> Your task: Copy out every line exactly as given.
┏━━
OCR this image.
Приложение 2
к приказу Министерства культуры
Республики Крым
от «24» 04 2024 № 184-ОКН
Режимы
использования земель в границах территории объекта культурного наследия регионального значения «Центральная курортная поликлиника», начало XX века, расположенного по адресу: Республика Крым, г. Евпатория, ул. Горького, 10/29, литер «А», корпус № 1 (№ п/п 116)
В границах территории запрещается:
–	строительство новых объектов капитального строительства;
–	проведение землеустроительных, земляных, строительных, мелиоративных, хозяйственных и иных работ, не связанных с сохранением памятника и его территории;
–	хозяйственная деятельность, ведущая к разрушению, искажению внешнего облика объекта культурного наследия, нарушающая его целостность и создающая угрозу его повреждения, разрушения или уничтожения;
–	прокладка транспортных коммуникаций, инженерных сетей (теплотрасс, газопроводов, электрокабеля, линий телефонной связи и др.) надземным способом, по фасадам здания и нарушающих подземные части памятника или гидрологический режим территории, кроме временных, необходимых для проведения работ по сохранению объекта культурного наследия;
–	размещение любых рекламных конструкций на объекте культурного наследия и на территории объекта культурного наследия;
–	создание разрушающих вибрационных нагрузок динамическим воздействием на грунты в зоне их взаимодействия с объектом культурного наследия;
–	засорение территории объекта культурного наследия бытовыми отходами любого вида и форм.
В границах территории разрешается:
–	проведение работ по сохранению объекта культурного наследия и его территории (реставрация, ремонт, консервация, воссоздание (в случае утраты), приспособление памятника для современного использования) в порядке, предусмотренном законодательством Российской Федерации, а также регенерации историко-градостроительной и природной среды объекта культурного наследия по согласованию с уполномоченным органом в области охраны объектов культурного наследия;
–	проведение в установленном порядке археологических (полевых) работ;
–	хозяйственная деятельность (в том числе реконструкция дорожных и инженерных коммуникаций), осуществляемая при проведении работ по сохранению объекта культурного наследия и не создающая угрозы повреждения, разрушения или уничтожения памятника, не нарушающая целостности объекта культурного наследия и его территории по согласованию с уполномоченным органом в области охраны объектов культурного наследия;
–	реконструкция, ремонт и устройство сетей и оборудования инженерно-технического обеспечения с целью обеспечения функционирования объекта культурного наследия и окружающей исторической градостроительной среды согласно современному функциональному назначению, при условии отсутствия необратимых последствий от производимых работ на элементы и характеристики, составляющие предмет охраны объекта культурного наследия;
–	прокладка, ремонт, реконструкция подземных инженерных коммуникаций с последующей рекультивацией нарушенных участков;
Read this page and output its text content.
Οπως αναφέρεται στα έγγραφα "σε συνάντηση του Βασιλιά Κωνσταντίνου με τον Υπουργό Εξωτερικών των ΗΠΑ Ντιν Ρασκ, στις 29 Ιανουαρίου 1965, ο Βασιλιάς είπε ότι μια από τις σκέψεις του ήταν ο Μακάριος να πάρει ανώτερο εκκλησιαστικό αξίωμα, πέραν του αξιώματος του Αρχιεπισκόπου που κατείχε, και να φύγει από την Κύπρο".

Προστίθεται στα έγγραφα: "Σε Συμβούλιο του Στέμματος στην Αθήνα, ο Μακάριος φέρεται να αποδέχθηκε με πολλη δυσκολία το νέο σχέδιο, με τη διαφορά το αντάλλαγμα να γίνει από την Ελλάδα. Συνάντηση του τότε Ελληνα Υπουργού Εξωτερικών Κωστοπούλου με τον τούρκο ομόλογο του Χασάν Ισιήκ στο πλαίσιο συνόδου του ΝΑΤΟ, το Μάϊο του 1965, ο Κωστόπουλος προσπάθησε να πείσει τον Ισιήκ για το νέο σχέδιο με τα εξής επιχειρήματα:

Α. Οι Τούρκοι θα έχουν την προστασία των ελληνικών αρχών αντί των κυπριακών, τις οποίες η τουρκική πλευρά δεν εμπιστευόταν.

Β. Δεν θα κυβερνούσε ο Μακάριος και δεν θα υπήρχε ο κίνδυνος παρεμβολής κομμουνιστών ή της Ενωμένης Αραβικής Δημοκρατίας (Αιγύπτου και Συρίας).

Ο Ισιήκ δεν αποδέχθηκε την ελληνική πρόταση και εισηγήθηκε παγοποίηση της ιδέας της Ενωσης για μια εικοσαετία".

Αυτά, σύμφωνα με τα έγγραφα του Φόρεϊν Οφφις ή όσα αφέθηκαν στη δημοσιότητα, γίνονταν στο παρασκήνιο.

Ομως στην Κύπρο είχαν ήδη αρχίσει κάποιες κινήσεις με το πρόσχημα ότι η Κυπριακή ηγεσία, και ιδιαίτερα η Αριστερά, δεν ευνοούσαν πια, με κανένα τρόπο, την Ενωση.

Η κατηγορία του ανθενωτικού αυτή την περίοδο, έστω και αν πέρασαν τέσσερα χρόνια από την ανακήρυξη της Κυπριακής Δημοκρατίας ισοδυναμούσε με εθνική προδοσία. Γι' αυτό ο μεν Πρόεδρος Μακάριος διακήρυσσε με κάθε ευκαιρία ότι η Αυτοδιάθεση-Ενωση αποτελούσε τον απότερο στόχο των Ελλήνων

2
┗━━
> Result below:
OCR this image.
Приложение 2
к приказу Министерства культуры
Республики Крым
от «24» 04 2024 № 184-ОКН
Режимы
использования земель в границах территории объекта культурного наследия регионального значения «Центральная курортная поликлиника», начало XX века, расположенного по адресу: Республика Крым, г. Евпатория, ул. Горького, 10/29, литер «А», корпус № 1 (№ п/п 116)
В границах территории запрещается:
–	строительство новых объектов капитального строительства;
–	проведение землеустроительных, земляных, строительных, мелиоративных, хозяйственных и иных работ, не связанных с сохранением памятника и его территории;
–	хозяйственная деятельность, ведущая к разрушению, искажению внешнего облика объекта культурного наследия, нарушающая его целостность и создающая угрозу его повреждения, разрушения или уничтожения;
–	прокладка транспортных коммуникаций, инженерных сетей (теплотрасс, газопроводов, электрокабеля, линий телефонной связи и др.) надземным способом, по фасадам здания и нарушающих подземные части памятника или гидрологический режим территории, кроме временных, необходимых для проведения работ по сохранению объекта культурного наследия;
–	размещение любых рекламных конструкций на объекте культурного наследия и на территории объекта культурного наследия;
–	создание разрушающих вибрационных нагрузок динамическим воздействием на грунты в зоне их взаимодействия с объектом культурного наследия;
–	засорение территории объекта культурного наследия бытовыми отходами любого вида и форм.
В границах территории разрешается:
–	проведение работ по сохранению объекта культурного наследия и его территории (реставрация, ремонт, консервация, воссоздание (в случае утраты), приспособление памятника для современного использования) в порядке, предусмотренном законодательством Российской Федерации, а также регенерации историко-градостроительной и природной среды объекта культурного наследия по согласованию с уполномоченным органом в области охраны объектов культурного наследия;
–	проведение в установленном порядке археологических (полевых) работ;
–	хозяйственная деятельность (в том числе реконструкция дорожных и инженерных коммуникаций), осуществляемая при проведении работ по сохранению объекта культурного наследия и не создающая угрозы повреждения, разрушения или уничтожения памятника, не нарушающая целостности объекта культурного наследия и его территории по согласованию с уполномоченным органом в области охраны объектов культурного наследия;
–	реконструкция, ремонт и устройство сетей и оборудования инженерно-технического обеспечения с целью обеспечения функционирования объекта культурного наследия и окружающей исторической градостроительной среды согласно современному функциональному назначению, при условии отсутствия необратимых последствий от производимых работ на элементы и характеристики, составляющие предмет охраны объекта культурного наследия;
–	прокладка, ремонт, реконструкция подземных инженерных коммуникаций с последующей рекультивацией нарушенных участков;
Read this page and output its text content.
Οπως αναφέρεται στα έγγραφα "σε συνάντηση του Βασιλιά Κωνσταντίνου με τον Υπουργό Εξωτερικών των ΗΠΑ Ντιν Ρασκ, στις 29 Ιανουαρίου 1965, ο Βασιλιάς είπε ότι μια από τις σκέψεις του ήταν ο Μακάριος να πάρει ανώτερο εκκλησιαστικό αξίωμα, πέραν του αξιώματος του Αρχιεπισκόπου που κατείχε, και να φύγει από την Κύπρο".

Προστίθεται στα έγγραφα: "Σε Συμβούλιο του Στέμματος στην Αθήνα, ο Μακάριος φέρεται να αποδέχθηκε με πολλη δυσκολία το νέο σχέδιο, με τη διαφορά το αντάλλαγμα να γίνει από την Ελλάδα. Συνάντηση του τότε Ελληνα Υπουργού Εξωτερικών Κωστοπούλου με τον τούρκο ομόλογο του Χασάν Ισιήκ στο πλαίσιο συνόδου του ΝΑΤΟ, το Μάϊο του 1965, ο Κωστόπουλος προσπάθησε να πείσει τον Ισιήκ για το νέο σχέδιο με τα εξής επιχειρήματα:

Α. Οι Τούρκοι θα έχουν την προστασία των ελληνικών αρχών αντί των κυπριακών, τις οποίες η τουρκική πλευρά δεν εμπιστευόταν.

Β. Δεν θα κυβερνούσε ο Μακάριος και δεν θα υπήρχε ο κίνδυνος παρεμβολής κομμουνιστών ή της Ενωμένης Αραβικής Δημοκρατίας (Αιγύπτου και Συρίας).

Ο Ισιήκ δεν αποδέχθηκε την ελληνική πρόταση και εισηγήθηκε παγοποίηση της ιδέας της Ενωσης για μια εικοσαετία".

Αυτά, σύμφωνα με τα έγγραφα του Φόρεϊν Οφφις ή όσα αφέθηκαν στη δημοσιότητα, γίνονταν στο παρασκήνιο.

Ομως στην Κύπρο είχαν ήδη αρχίσει κάποιες κινήσεις με το πρόσχημα ότι η Κυπριακή ηγεσία, και ιδιαίτερα η Αριστερά, δεν ευνοούσαν πια, με κανένα τρόπο, την Ενωση.

Η κατηγορία του ανθενωτικού αυτή την περίοδο, έστω και αν πέρασαν τέσσερα χρόνια από την ανακήρυξη της Κυπριακής Δημοκρατίας ισοδυναμούσε με εθνική προδοσία. Γι' αυτό ο μεν Πρόεδρος Μακάριος διακήρυσσε με κάθε ευκαιρία ότι η Αυτοδιάθεση-Ενωση αποτελούσε τον απότερο στόχο των Ελλήνων

2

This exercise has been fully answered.